◆ Request: Please copy exactly the lines that begin with the one containing "Type out the text in this image." and end with the last line of the entries.

**** Listed records ****

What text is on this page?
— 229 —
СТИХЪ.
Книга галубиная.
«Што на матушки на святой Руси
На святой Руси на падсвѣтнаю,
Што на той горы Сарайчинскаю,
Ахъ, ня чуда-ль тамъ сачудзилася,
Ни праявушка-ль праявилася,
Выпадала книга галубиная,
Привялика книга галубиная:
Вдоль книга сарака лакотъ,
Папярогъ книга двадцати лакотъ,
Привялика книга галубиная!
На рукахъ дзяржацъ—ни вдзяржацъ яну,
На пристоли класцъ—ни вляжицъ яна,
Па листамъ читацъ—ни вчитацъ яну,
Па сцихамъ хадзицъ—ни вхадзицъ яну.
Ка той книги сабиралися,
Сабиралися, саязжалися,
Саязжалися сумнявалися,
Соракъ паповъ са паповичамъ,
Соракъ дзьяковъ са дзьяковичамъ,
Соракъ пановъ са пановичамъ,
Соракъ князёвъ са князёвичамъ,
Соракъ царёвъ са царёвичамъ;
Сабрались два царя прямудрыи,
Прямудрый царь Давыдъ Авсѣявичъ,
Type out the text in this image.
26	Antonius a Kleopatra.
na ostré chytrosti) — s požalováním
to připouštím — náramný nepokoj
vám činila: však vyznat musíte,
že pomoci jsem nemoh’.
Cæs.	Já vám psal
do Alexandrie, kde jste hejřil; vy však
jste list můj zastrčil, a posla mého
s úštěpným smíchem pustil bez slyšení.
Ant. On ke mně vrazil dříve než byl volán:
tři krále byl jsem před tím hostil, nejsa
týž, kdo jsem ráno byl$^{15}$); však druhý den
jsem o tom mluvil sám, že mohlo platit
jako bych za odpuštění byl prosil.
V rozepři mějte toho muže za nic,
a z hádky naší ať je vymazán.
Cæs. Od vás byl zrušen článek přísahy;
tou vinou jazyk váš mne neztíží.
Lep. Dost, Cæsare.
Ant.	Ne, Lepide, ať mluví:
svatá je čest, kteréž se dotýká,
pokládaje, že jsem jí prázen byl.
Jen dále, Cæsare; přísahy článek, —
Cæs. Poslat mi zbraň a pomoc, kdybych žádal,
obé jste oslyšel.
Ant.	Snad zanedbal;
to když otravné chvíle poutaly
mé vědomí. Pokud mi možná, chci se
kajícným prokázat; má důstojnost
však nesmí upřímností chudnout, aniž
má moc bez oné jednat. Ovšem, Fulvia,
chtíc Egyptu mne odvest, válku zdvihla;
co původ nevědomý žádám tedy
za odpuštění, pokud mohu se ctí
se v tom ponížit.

****

◆ Result below:
Type out the text in this image.
26	Antonius a Kleopatra.
na ostré chytrosti) — s požalováním
to připouštím — náramný nepokoj
vám činila: však vyznat musíte,
že pomoci jsem nemoh’.
Cæs.	Já vám psal
do Alexandrie, kde jste hejřil; vy však
jste list můj zastrčil, a posla mého
s úštěpným smíchem pustil bez slyšení.
Ant. On ke mně vrazil dříve než byl volán:
tři krále byl jsem před tím hostil, nejsa
týž, kdo jsem ráno byl$^{15}$); však druhý den
jsem o tom mluvil sám, že mohlo platit
jako bych za odpuštění byl prosil.
V rozepři mějte toho muže za nic,
a z hádky naší ať je vymazán.
Cæs. Od vás byl zrušen článek přísahy;
tou vinou jazyk váš mne neztíží.
Lep. Dost, Cæsare.
Ant.	Ne, Lepide, ať mluví:
svatá je čest, kteréž se dotýká,
pokládaje, že jsem jí prázen byl.
Jen dále, Cæsare; přísahy článek, —
Cæs. Poslat mi zbraň a pomoc, kdybych žádal,
obé jste oslyšel.
Ant.	Snad zanedbal;
to když otravné chvíle poutaly
mé vědomí. Pokud mi možná, chci se
kajícným prokázat; má důstojnost
však nesmí upřímností chudnout, aniž
má moc bez oné jednat. Ovšem, Fulvia,
chtíc Egyptu mne odvest, válku zdvihla;
co původ nevědomý žádám tedy
za odpuštění, pokud mohu se ctí
se v tom ponížit.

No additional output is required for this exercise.